- [DIRECTIVE]: Render the material again word for word, skipping the pictures in it.

- [PROVIDED INFORMATION]:
+===+

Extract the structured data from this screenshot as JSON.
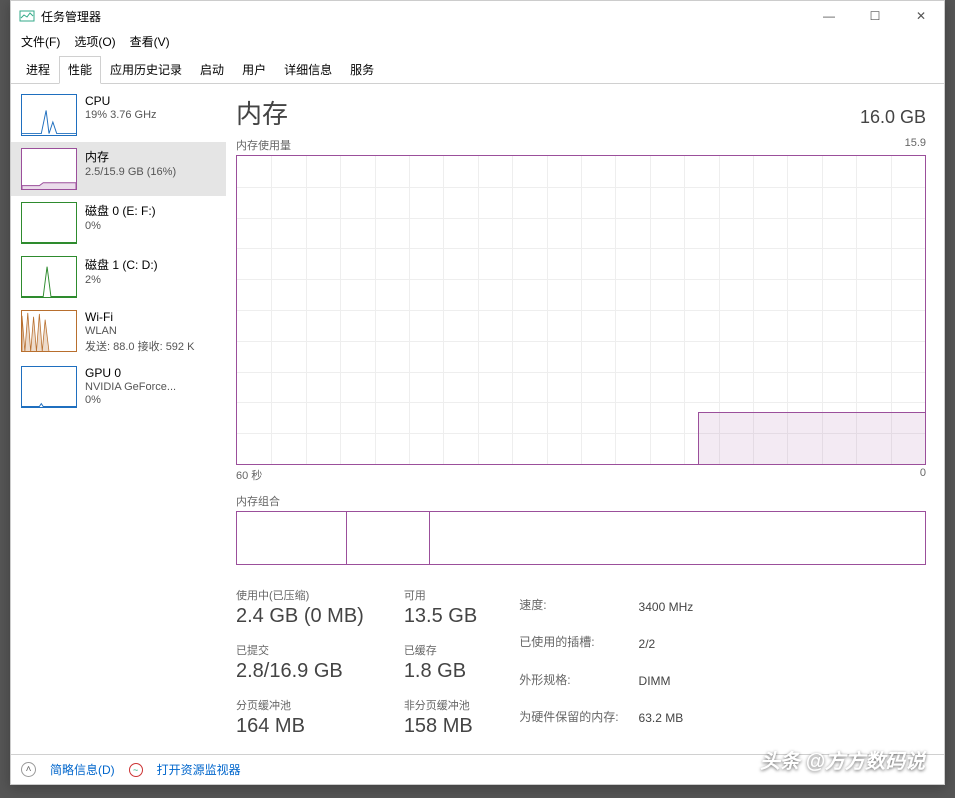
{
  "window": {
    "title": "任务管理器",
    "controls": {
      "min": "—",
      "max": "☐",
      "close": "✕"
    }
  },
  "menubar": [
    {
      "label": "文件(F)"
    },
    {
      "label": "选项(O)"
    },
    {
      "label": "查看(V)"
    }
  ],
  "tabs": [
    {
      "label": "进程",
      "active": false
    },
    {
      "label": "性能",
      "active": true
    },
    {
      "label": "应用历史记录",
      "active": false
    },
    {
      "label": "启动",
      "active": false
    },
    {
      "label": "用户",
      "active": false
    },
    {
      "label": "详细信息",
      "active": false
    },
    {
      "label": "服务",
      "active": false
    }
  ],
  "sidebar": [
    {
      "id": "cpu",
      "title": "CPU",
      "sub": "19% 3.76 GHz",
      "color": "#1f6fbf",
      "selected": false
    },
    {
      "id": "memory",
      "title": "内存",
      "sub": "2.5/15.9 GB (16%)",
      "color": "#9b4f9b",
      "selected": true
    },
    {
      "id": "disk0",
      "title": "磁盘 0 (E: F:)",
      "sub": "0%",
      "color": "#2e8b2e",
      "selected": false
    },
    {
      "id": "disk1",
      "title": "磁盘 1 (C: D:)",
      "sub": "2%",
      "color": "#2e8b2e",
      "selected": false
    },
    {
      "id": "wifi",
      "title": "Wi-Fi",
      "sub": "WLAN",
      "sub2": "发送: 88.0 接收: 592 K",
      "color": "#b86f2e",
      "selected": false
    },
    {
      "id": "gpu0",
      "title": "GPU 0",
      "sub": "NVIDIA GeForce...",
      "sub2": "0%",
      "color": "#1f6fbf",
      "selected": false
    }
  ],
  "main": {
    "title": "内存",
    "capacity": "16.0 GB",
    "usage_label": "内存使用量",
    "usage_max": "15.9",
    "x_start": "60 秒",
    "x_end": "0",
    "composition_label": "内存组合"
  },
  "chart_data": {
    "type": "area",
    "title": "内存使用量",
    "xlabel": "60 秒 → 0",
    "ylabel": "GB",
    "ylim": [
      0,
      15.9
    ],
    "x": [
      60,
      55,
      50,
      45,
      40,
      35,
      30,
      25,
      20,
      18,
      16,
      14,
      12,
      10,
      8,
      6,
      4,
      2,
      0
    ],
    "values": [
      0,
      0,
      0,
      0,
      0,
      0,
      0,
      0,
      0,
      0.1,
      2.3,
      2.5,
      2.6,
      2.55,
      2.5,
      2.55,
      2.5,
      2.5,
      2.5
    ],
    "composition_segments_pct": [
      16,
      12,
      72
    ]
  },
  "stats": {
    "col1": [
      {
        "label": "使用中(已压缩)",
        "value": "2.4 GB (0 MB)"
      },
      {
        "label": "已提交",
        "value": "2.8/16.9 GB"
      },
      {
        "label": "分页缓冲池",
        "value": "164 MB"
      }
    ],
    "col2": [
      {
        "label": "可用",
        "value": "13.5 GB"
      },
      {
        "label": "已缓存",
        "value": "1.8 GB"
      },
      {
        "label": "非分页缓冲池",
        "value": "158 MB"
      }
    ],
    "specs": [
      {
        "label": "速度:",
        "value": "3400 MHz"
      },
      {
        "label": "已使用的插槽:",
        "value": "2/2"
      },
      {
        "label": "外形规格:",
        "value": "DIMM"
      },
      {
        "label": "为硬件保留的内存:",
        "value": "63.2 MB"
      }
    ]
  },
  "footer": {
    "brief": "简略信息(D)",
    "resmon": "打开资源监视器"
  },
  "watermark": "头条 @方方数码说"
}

+===+

- [THE RESPONSE]:
Extract the structured data from this screenshot as JSON.
{
  "window": {
    "title": "任务管理器",
    "controls": {
      "min": "—",
      "max": "☐",
      "close": "✕"
    }
  },
  "menubar": [
    {
      "label": "文件(F)"
    },
    {
      "label": "选项(O)"
    },
    {
      "label": "查看(V)"
    }
  ],
  "tabs": [
    {
      "label": "进程",
      "active": false
    },
    {
      "label": "性能",
      "active": true
    },
    {
      "label": "应用历史记录",
      "active": false
    },
    {
      "label": "启动",
      "active": false
    },
    {
      "label": "用户",
      "active": false
    },
    {
      "label": "详细信息",
      "active": false
    },
    {
      "label": "服务",
      "active": false
    }
  ],
  "sidebar": [
    {
      "id": "cpu",
      "title": "CPU",
      "sub": "19% 3.76 GHz",
      "color": "#1f6fbf",
      "selected": false
    },
    {
      "id": "memory",
      "title": "内存",
      "sub": "2.5/15.9 GB (16%)",
      "color": "#9b4f9b",
      "selected": true
    },
    {
      "id": "disk0",
      "title": "磁盘 0 (E: F:)",
      "sub": "0%",
      "color": "#2e8b2e",
      "selected": false
    },
    {
      "id": "disk1",
      "title": "磁盘 1 (C: D:)",
      "sub": "2%",
      "color": "#2e8b2e",
      "selected": false
    },
    {
      "id": "wifi",
      "title": "Wi-Fi",
      "sub": "WLAN",
      "sub2": "发送: 88.0 接收: 592 K",
      "color": "#b86f2e",
      "selected": false
    },
    {
      "id": "gpu0",
      "title": "GPU 0",
      "sub": "NVIDIA GeForce...",
      "sub2": "0%",
      "color": "#1f6fbf",
      "selected": false
    }
  ],
  "main": {
    "title": "内存",
    "capacity": "16.0 GB",
    "usage_label": "内存使用量",
    "usage_max": "15.9",
    "x_start": "60 秒",
    "x_end": "0",
    "composition_label": "内存组合"
  },
  "chart_data": {
    "type": "area",
    "title": "内存使用量",
    "xlabel": "60 秒 → 0",
    "ylabel": "GB",
    "ylim": [
      0,
      15.9
    ],
    "x": [
      60,
      55,
      50,
      45,
      40,
      35,
      30,
      25,
      20,
      18,
      16,
      14,
      12,
      10,
      8,
      6,
      4,
      2,
      0
    ],
    "values": [
      0,
      0,
      0,
      0,
      0,
      0,
      0,
      0,
      0,
      0.1,
      2.3,
      2.5,
      2.6,
      2.55,
      2.5,
      2.55,
      2.5,
      2.5,
      2.5
    ],
    "composition_segments_pct": [
      16,
      12,
      72
    ]
  },
  "stats": {
    "col1": [
      {
        "label": "使用中(已压缩)",
        "value": "2.4 GB (0 MB)"
      },
      {
        "label": "已提交",
        "value": "2.8/16.9 GB"
      },
      {
        "label": "分页缓冲池",
        "value": "164 MB"
      }
    ],
    "col2": [
      {
        "label": "可用",
        "value": "13.5 GB"
      },
      {
        "label": "已缓存",
        "value": "1.8 GB"
      },
      {
        "label": "非分页缓冲池",
        "value": "158 MB"
      }
    ],
    "specs": [
      {
        "label": "速度:",
        "value": "3400 MHz"
      },
      {
        "label": "已使用的插槽:",
        "value": "2/2"
      },
      {
        "label": "外形规格:",
        "value": "DIMM"
      },
      {
        "label": "为硬件保留的内存:",
        "value": "63.2 MB"
      }
    ]
  },
  "footer": {
    "brief": "简略信息(D)",
    "resmon": "打开资源监视器"
  },
  "watermark": "头条 @方方数码说"
}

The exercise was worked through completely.